TASK MATERIAL:
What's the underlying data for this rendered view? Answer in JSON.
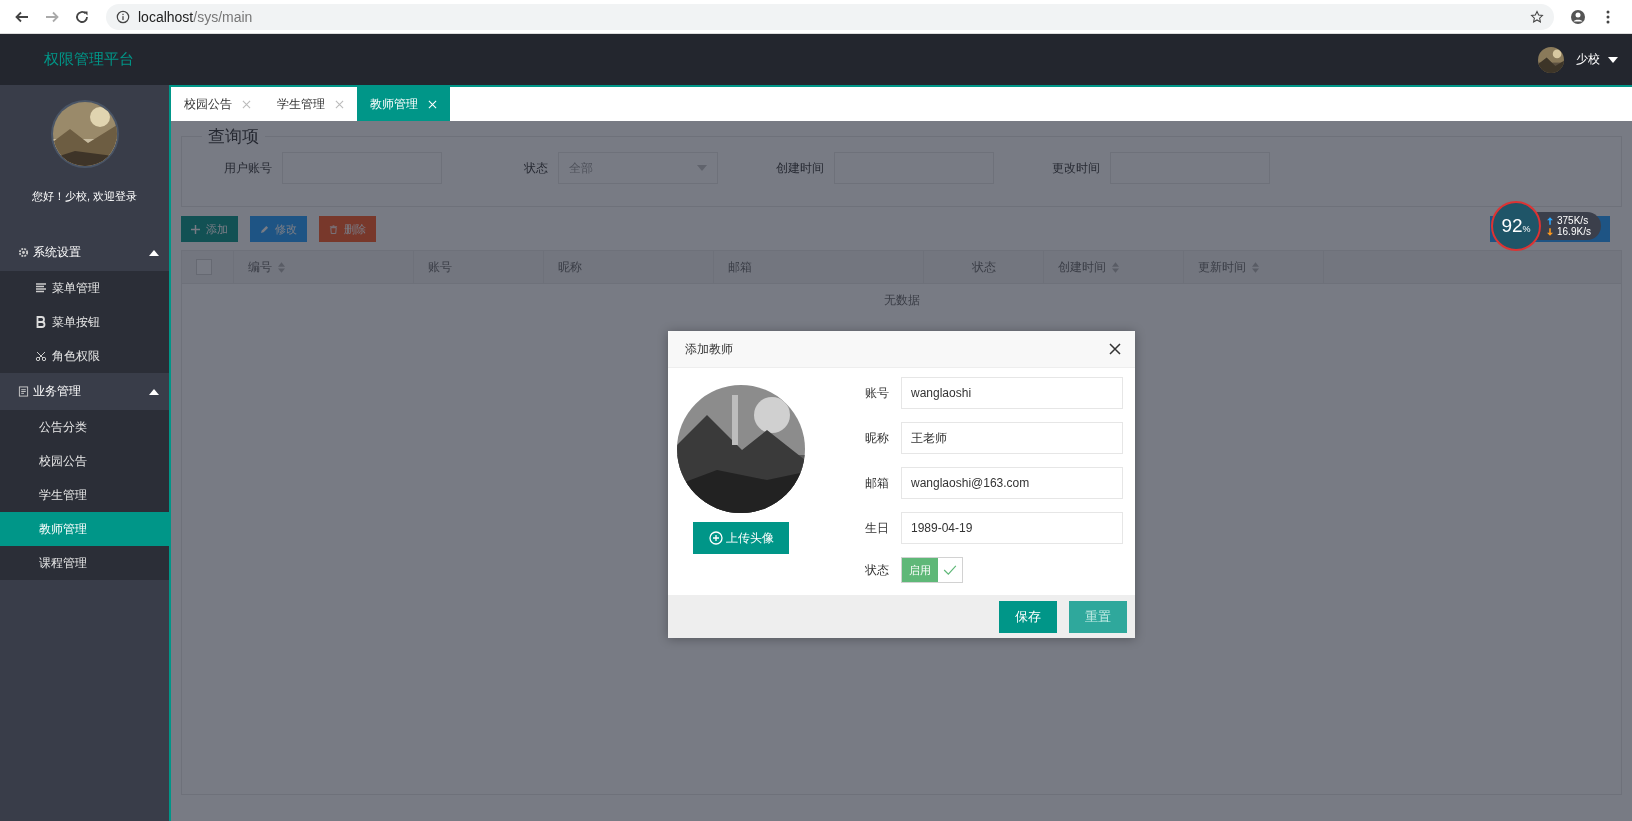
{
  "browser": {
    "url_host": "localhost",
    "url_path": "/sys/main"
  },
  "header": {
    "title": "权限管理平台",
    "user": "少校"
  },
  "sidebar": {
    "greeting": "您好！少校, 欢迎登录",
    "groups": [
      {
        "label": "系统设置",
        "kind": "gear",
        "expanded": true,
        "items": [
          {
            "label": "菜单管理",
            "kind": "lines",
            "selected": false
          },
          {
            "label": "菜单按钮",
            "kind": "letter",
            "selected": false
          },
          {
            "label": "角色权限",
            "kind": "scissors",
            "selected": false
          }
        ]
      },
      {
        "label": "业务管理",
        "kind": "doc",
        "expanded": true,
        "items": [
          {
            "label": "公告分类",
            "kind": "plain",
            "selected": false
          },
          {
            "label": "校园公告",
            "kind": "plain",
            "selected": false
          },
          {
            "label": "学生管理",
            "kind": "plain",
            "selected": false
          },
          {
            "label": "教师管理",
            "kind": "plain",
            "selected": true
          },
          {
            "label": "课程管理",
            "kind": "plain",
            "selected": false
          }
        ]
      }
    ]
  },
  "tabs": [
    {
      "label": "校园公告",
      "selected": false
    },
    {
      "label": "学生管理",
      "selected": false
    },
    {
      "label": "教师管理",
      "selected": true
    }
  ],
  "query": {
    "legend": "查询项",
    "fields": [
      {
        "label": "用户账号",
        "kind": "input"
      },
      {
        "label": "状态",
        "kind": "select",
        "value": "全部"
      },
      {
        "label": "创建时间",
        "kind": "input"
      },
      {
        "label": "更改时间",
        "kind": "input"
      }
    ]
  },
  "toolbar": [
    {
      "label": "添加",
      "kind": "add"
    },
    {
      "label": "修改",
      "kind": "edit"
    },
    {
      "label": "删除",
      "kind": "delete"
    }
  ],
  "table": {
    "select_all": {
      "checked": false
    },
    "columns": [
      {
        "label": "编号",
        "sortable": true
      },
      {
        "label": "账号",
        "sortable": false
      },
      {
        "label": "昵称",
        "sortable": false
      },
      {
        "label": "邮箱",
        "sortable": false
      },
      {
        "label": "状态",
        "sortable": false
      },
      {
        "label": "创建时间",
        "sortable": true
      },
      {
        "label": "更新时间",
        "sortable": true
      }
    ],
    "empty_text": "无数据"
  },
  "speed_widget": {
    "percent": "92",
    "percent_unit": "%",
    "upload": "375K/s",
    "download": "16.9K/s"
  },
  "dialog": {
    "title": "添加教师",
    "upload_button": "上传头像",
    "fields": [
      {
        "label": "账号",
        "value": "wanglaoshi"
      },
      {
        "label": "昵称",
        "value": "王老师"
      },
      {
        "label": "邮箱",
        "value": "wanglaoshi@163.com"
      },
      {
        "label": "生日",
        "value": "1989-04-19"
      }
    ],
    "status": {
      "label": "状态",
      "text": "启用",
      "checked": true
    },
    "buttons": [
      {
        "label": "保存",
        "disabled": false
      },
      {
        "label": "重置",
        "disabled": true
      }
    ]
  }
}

--

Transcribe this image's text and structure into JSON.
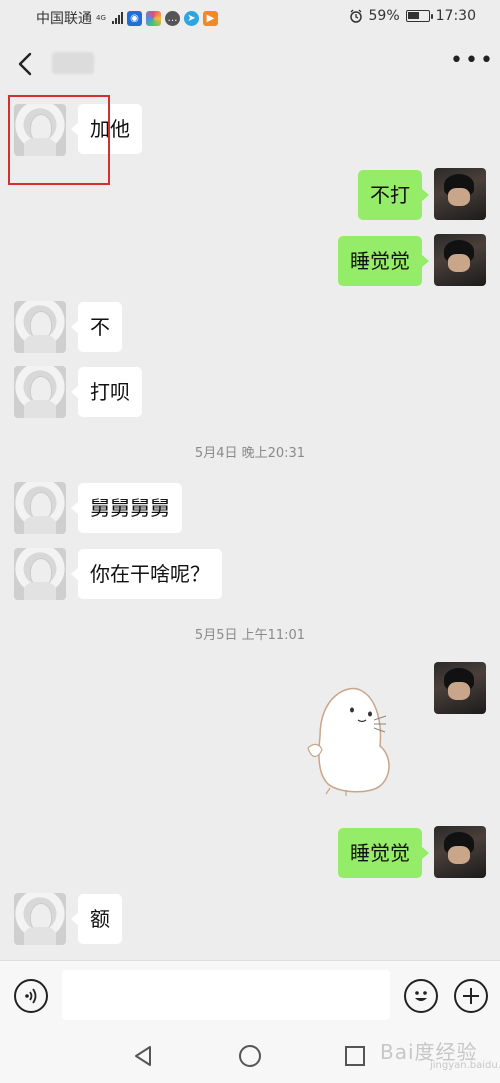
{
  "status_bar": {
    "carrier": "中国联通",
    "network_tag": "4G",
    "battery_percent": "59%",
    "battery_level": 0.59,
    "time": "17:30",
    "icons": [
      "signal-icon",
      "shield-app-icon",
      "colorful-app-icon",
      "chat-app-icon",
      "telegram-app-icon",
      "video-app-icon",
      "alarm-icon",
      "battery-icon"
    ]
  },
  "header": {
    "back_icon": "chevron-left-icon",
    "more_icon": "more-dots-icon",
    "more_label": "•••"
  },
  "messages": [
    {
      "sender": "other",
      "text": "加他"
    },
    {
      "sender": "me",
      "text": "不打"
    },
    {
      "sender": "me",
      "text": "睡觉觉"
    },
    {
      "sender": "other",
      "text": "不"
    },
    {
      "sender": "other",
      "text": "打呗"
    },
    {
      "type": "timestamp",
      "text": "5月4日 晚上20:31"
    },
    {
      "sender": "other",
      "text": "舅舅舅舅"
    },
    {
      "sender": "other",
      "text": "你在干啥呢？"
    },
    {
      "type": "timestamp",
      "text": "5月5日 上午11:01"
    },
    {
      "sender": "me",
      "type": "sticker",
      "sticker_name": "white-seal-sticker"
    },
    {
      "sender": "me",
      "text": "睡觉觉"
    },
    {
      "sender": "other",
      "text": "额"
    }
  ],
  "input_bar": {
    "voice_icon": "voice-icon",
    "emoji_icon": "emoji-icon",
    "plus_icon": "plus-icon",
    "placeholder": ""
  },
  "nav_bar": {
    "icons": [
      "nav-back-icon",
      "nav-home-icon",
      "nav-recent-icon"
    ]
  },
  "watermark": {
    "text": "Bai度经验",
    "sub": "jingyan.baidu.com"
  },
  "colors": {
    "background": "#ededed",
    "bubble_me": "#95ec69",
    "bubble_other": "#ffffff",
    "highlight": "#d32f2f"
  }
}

TO DO:
What is the number of lines above that hold the string "JSON"? Answer with that number alone.

RESULT OF THIS TASK:
2